## TASK OBJECTIVE
Extract all lines from the data beneath that include the word "flag".

## DATA LISTING
** Begin **

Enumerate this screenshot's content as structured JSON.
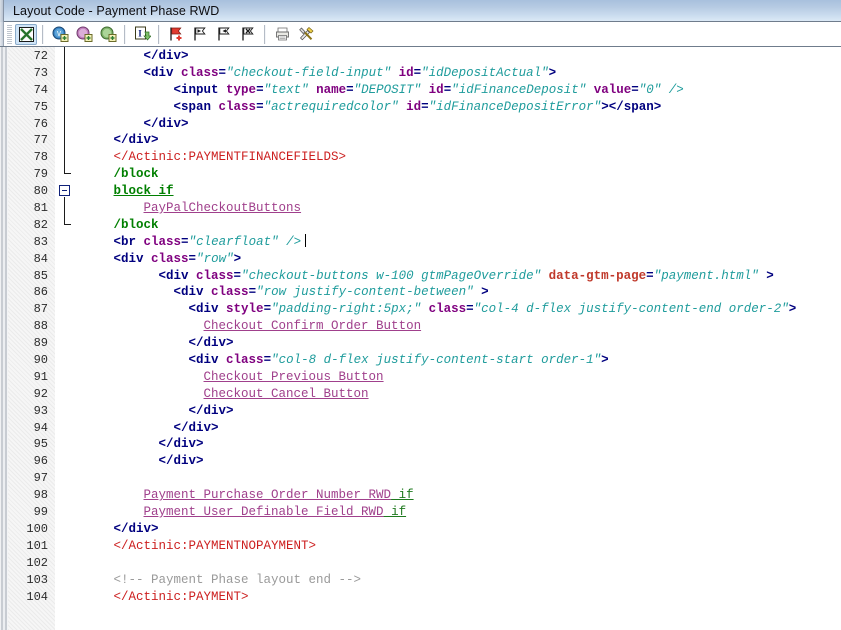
{
  "window": {
    "title": "Layout Code  - Payment Phase RWD"
  },
  "toolbar": {
    "buttons": [
      {
        "name": "grid-selector-icon",
        "label": "Select Layout",
        "active": true
      },
      {
        "name": "add-variable-icon",
        "label": "Insert Variable"
      },
      {
        "name": "add-function-icon",
        "label": "Insert Function"
      },
      {
        "name": "add-list-icon",
        "label": "Insert List"
      },
      {
        "name": "insert-text-icon",
        "label": "Insert Text"
      },
      {
        "name": "add-flag-icon",
        "label": "Add Block"
      },
      {
        "name": "flag-next-icon",
        "label": "Next Block"
      },
      {
        "name": "flag-prev-icon",
        "label": "Previous Block"
      },
      {
        "name": "delete-flag-icon",
        "label": "Delete Block"
      },
      {
        "name": "print-icon",
        "label": "Print"
      },
      {
        "name": "tools-icon",
        "label": "Tools"
      }
    ]
  },
  "editor": {
    "first_line": 72,
    "caret_line": 83,
    "lines": [
      {
        "n": 72,
        "indent": 4,
        "tokens": [
          {
            "c": "t-tag",
            "t": "</div>"
          }
        ]
      },
      {
        "n": 73,
        "indent": 4,
        "tokens": [
          {
            "c": "t-tag",
            "t": "<div "
          },
          {
            "c": "t-attr",
            "t": "class"
          },
          {
            "c": "t-eq",
            "t": "="
          },
          {
            "c": "t-val",
            "t": "\"checkout-field-input\""
          },
          {
            "c": "t-plain",
            "t": " "
          },
          {
            "c": "t-attr",
            "t": "id"
          },
          {
            "c": "t-eq",
            "t": "="
          },
          {
            "c": "t-val",
            "t": "\"idDepositActual\""
          },
          {
            "c": "t-tag",
            "t": ">"
          }
        ]
      },
      {
        "n": 74,
        "indent": 6,
        "tokens": [
          {
            "c": "t-tag",
            "t": "<input "
          },
          {
            "c": "t-attr",
            "t": "type"
          },
          {
            "c": "t-eq",
            "t": "="
          },
          {
            "c": "t-val",
            "t": "\"text\""
          },
          {
            "c": "t-plain",
            "t": " "
          },
          {
            "c": "t-attr",
            "t": "name"
          },
          {
            "c": "t-eq",
            "t": "="
          },
          {
            "c": "t-val",
            "t": "\"DEPOSIT\""
          },
          {
            "c": "t-plain",
            "t": " "
          },
          {
            "c": "t-attr",
            "t": "id"
          },
          {
            "c": "t-eq",
            "t": "="
          },
          {
            "c": "t-val",
            "t": "\"idFinanceDeposit\""
          },
          {
            "c": "t-plain",
            "t": " "
          },
          {
            "c": "t-attr",
            "t": "value"
          },
          {
            "c": "t-eq",
            "t": "="
          },
          {
            "c": "t-val",
            "t": "\"0\""
          },
          {
            "c": "t-val",
            "t": " />"
          }
        ]
      },
      {
        "n": 75,
        "indent": 6,
        "tokens": [
          {
            "c": "t-tag",
            "t": "<span "
          },
          {
            "c": "t-attr",
            "t": "class"
          },
          {
            "c": "t-eq",
            "t": "="
          },
          {
            "c": "t-val",
            "t": "\"actrequiredcolor\""
          },
          {
            "c": "t-plain",
            "t": " "
          },
          {
            "c": "t-attr",
            "t": "id"
          },
          {
            "c": "t-eq",
            "t": "="
          },
          {
            "c": "t-val",
            "t": "\"idFinanceDepositError\""
          },
          {
            "c": "t-tag",
            "t": "></span>"
          }
        ]
      },
      {
        "n": 76,
        "indent": 4,
        "tokens": [
          {
            "c": "t-tag",
            "t": "</div>"
          }
        ]
      },
      {
        "n": 77,
        "indent": 2,
        "tokens": [
          {
            "c": "t-tag",
            "t": "</div>"
          }
        ]
      },
      {
        "n": 78,
        "indent": 2,
        "tokens": [
          {
            "c": "t-actinic",
            "t": "</Actinic:PAYMENTFINANCEFIELDS>"
          }
        ]
      },
      {
        "n": 79,
        "indent": 2,
        "tokens": [
          {
            "c": "t-block",
            "t": "/block"
          }
        ]
      },
      {
        "n": 80,
        "indent": 2,
        "tokens": [
          {
            "c": "t-blockif",
            "t": "block if"
          }
        ]
      },
      {
        "n": 81,
        "indent": 4,
        "tokens": [
          {
            "c": "t-link",
            "t": "PayPalCheckoutButtons"
          }
        ]
      },
      {
        "n": 82,
        "indent": 2,
        "tokens": [
          {
            "c": "t-block",
            "t": "/block"
          }
        ]
      },
      {
        "n": 83,
        "indent": 2,
        "caret": true,
        "tokens": [
          {
            "c": "t-tag",
            "t": "<br "
          },
          {
            "c": "t-attr",
            "t": "class"
          },
          {
            "c": "t-eq",
            "t": "="
          },
          {
            "c": "t-val",
            "t": "\"clearfloat\""
          },
          {
            "c": "t-val",
            "t": " />"
          }
        ]
      },
      {
        "n": 84,
        "indent": 2,
        "tokens": [
          {
            "c": "t-tag",
            "t": "<div "
          },
          {
            "c": "t-attr",
            "t": "class"
          },
          {
            "c": "t-eq",
            "t": "="
          },
          {
            "c": "t-val",
            "t": "\"row\""
          },
          {
            "c": "t-tag",
            "t": ">"
          }
        ]
      },
      {
        "n": 85,
        "indent": 5,
        "tokens": [
          {
            "c": "t-tag",
            "t": "<div "
          },
          {
            "c": "t-attr",
            "t": "class"
          },
          {
            "c": "t-eq",
            "t": "="
          },
          {
            "c": "t-val",
            "t": "\"checkout-buttons w-100 gtmPageOverride\""
          },
          {
            "c": "t-plain",
            "t": " "
          },
          {
            "c": "t-attr2",
            "t": "data-gtm-page"
          },
          {
            "c": "t-eq",
            "t": "="
          },
          {
            "c": "t-val",
            "t": "\"payment.html\""
          },
          {
            "c": "t-tag",
            "t": " >"
          }
        ]
      },
      {
        "n": 86,
        "indent": 6,
        "tokens": [
          {
            "c": "t-tag",
            "t": "<div "
          },
          {
            "c": "t-attr",
            "t": "class"
          },
          {
            "c": "t-eq",
            "t": "="
          },
          {
            "c": "t-val",
            "t": "\"row justify-content-between\""
          },
          {
            "c": "t-tag",
            "t": " >"
          }
        ]
      },
      {
        "n": 87,
        "indent": 7,
        "tokens": [
          {
            "c": "t-tag",
            "t": "<div "
          },
          {
            "c": "t-attr",
            "t": "style"
          },
          {
            "c": "t-eq",
            "t": "="
          },
          {
            "c": "t-val",
            "t": "\"padding-right:5px;\""
          },
          {
            "c": "t-plain",
            "t": " "
          },
          {
            "c": "t-attr",
            "t": "class"
          },
          {
            "c": "t-eq",
            "t": "="
          },
          {
            "c": "t-val",
            "t": "\"col-4 d-flex justify-content-end order-2\""
          },
          {
            "c": "t-tag",
            "t": ">"
          }
        ]
      },
      {
        "n": 88,
        "indent": 8,
        "tokens": [
          {
            "c": "t-link",
            "t": "Checkout Confirm Order Button"
          }
        ]
      },
      {
        "n": 89,
        "indent": 7,
        "tokens": [
          {
            "c": "t-tag",
            "t": "</div>"
          }
        ]
      },
      {
        "n": 90,
        "indent": 7,
        "tokens": [
          {
            "c": "t-tag",
            "t": "<div "
          },
          {
            "c": "t-attr",
            "t": "class"
          },
          {
            "c": "t-eq",
            "t": "="
          },
          {
            "c": "t-val",
            "t": "\"col-8 d-flex justify-content-start order-1\""
          },
          {
            "c": "t-tag",
            "t": ">"
          }
        ]
      },
      {
        "n": 91,
        "indent": 8,
        "tokens": [
          {
            "c": "t-link",
            "t": "Checkout Previous Button"
          }
        ]
      },
      {
        "n": 92,
        "indent": 8,
        "tokens": [
          {
            "c": "t-link",
            "t": "Checkout Cancel Button"
          }
        ]
      },
      {
        "n": 93,
        "indent": 7,
        "tokens": [
          {
            "c": "t-tag",
            "t": "</div>"
          }
        ]
      },
      {
        "n": 94,
        "indent": 6,
        "tokens": [
          {
            "c": "t-tag",
            "t": "</div>"
          }
        ]
      },
      {
        "n": 95,
        "indent": 5,
        "tokens": [
          {
            "c": "t-tag",
            "t": "</div>"
          }
        ]
      },
      {
        "n": 96,
        "indent": 5,
        "tokens": [
          {
            "c": "t-tag",
            "t": "</div>"
          }
        ]
      },
      {
        "n": 97,
        "indent": 0,
        "tokens": []
      },
      {
        "n": 98,
        "indent": 4,
        "tokens": [
          {
            "c": "t-link",
            "t": "Payment Purchase Order Number RWD"
          },
          {
            "c": "t-ifsuffix",
            "t": " if"
          }
        ]
      },
      {
        "n": 99,
        "indent": 4,
        "tokens": [
          {
            "c": "t-link",
            "t": "Payment User Definable Field RWD"
          },
          {
            "c": "t-ifsuffix",
            "t": " if"
          }
        ]
      },
      {
        "n": 100,
        "indent": 2,
        "tokens": [
          {
            "c": "t-tag",
            "t": "</div>"
          }
        ]
      },
      {
        "n": 101,
        "indent": 2,
        "tokens": [
          {
            "c": "t-actinic",
            "t": "</Actinic:PAYMENTNOPAYMENT>"
          }
        ]
      },
      {
        "n": 102,
        "indent": 0,
        "tokens": []
      },
      {
        "n": 103,
        "indent": 2,
        "tokens": [
          {
            "c": "t-comment",
            "t": "<!-- Payment Phase layout end -->"
          }
        ]
      },
      {
        "n": 104,
        "indent": 2,
        "tokens": [
          {
            "c": "t-actinic",
            "t": "</Actinic:PAYMENT>"
          }
        ]
      }
    ],
    "fold": {
      "guide_from_line": 72,
      "guide_to_line": 79,
      "collapsible_line": 80,
      "inner_to_line": 82
    }
  },
  "colors": {
    "title_gradient_top": "#a8c0dd",
    "title_gradient_bottom": "#dce9f6",
    "tag": "#00007f",
    "attribute": "#7f007f",
    "attribute_alt": "#c0392b",
    "string": "#1f9c9c",
    "actinic": "#cc1f1f",
    "block": "#007f00",
    "link": "#a0408c",
    "comment": "#9a9a9a",
    "gutter_bg": "#f3f3f3",
    "toolbar_active": "#cfe4f7"
  }
}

** End **

## RESPONSE FOR THIS EXERCISE
        "name": "add-flag-icon",
        "name": "flag-next-icon",
        "name": "flag-prev-icon",
        "name": "delete-flag-icon",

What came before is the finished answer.